• _Material for this task_
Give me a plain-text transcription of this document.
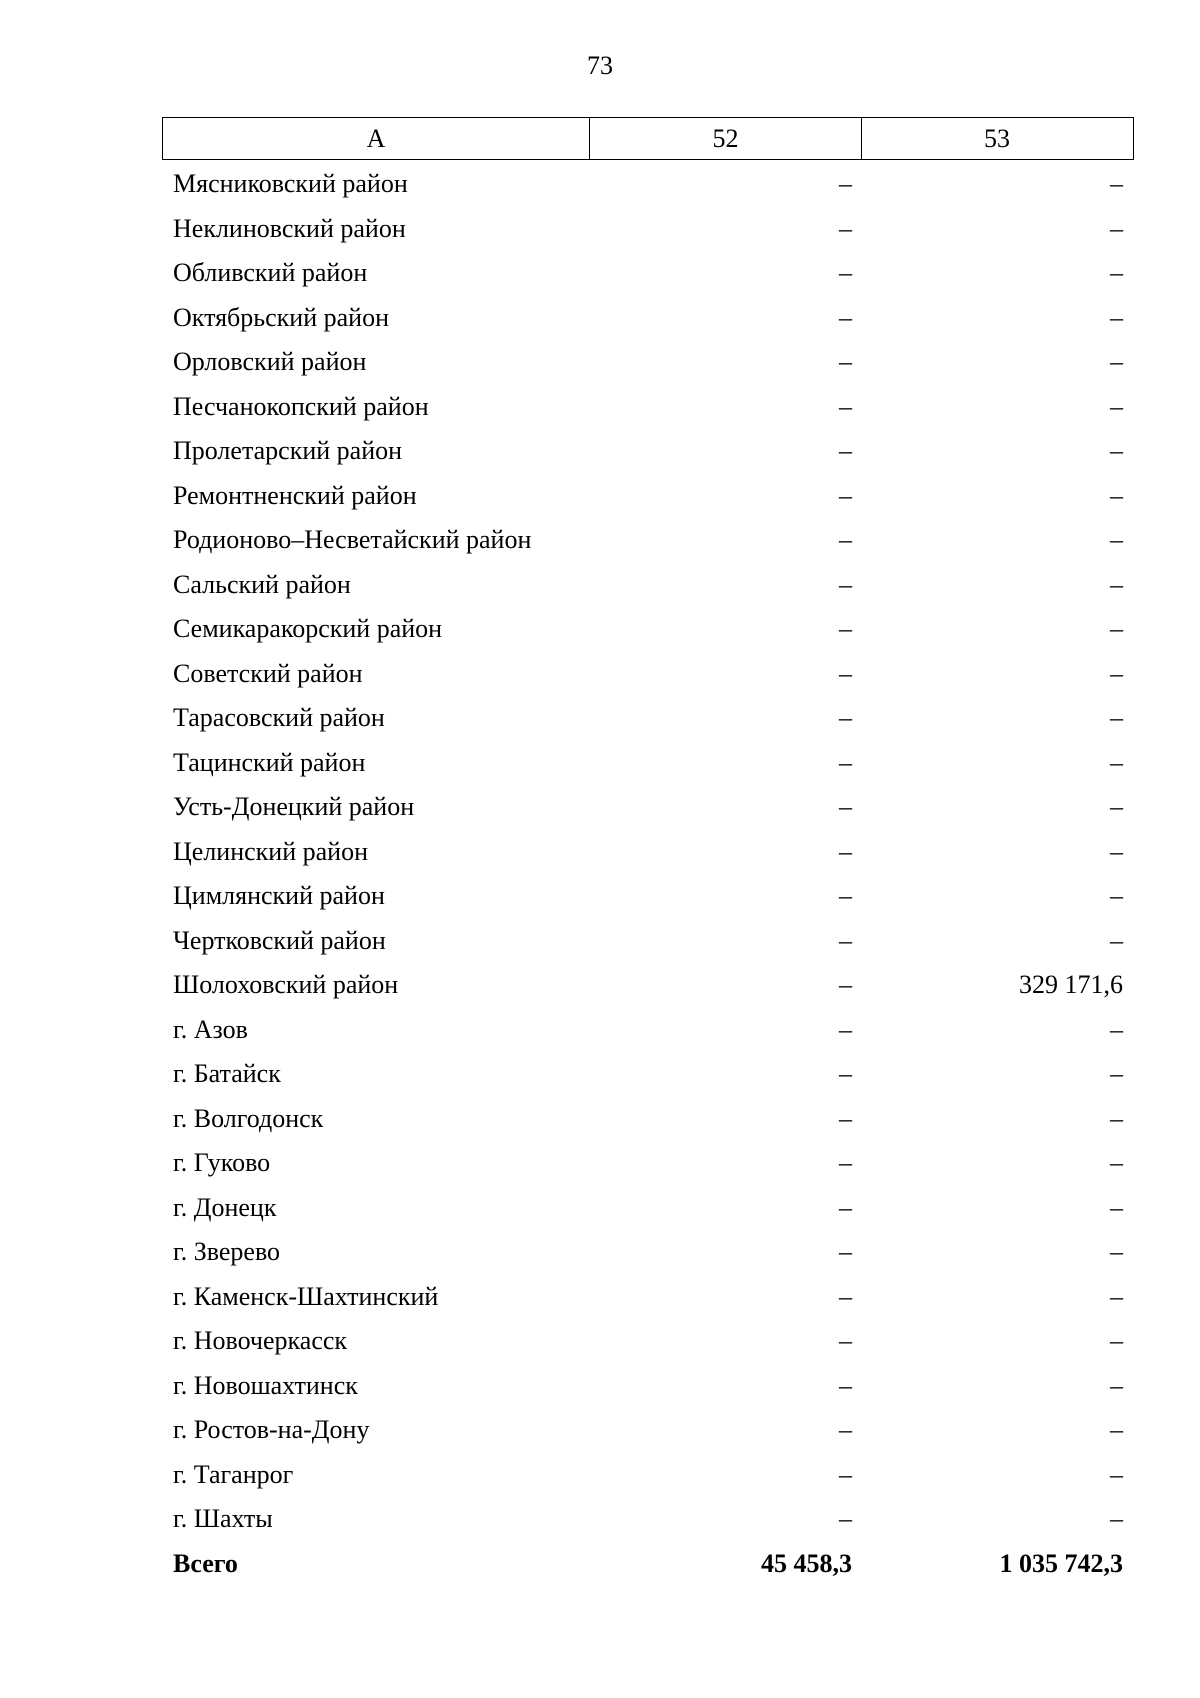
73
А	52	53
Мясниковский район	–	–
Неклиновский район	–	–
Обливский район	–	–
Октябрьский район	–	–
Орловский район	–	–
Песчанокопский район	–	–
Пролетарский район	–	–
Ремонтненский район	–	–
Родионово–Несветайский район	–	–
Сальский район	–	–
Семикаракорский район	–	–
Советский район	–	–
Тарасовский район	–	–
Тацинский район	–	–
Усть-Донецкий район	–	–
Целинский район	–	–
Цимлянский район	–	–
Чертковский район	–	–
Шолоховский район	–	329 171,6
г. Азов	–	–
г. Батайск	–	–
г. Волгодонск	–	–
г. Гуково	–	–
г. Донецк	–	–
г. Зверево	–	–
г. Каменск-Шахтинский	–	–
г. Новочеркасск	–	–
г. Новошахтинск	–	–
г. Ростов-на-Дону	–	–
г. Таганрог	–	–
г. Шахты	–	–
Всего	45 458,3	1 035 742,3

• _Aim_
Every line of text is to be repeated exactly; pictures are left out.

• _Correct answer_
Give me a plain-text transcription of this document.
73
А	52	53
Мясниковский район	–	–
Неклиновский район	–	–
Обливский район	–	–
Октябрьский район	–	–
Орловский район	–	–
Песчанокопский район	–	–
Пролетарский район	–	–
Ремонтненский район	–	–
Родионово–Несветайский район	–	–
Сальский район	–	–
Семикаракорский район	–	–
Советский район	–	–
Тарасовский район	–	–
Тацинский район	–	–
Усть-Донецкий район	–	–
Целинский район	–	–
Цимлянский район	–	–
Чертковский район	–	–
Шолоховский район	–	329 171,6
г. Азов	–	–
г. Батайск	–	–
г. Волгодонск	–	–
г. Гуково	–	–
г. Донецк	–	–
г. Зверево	–	–
г. Каменск-Шахтинский	–	–
г. Новочеркасск	–	–
г. Новошахтинск	–	–
г. Ростов-на-Дону	–	–
г. Таганрог	–	–
г. Шахты	–	–
Всего	45 458,3	1 035 742,3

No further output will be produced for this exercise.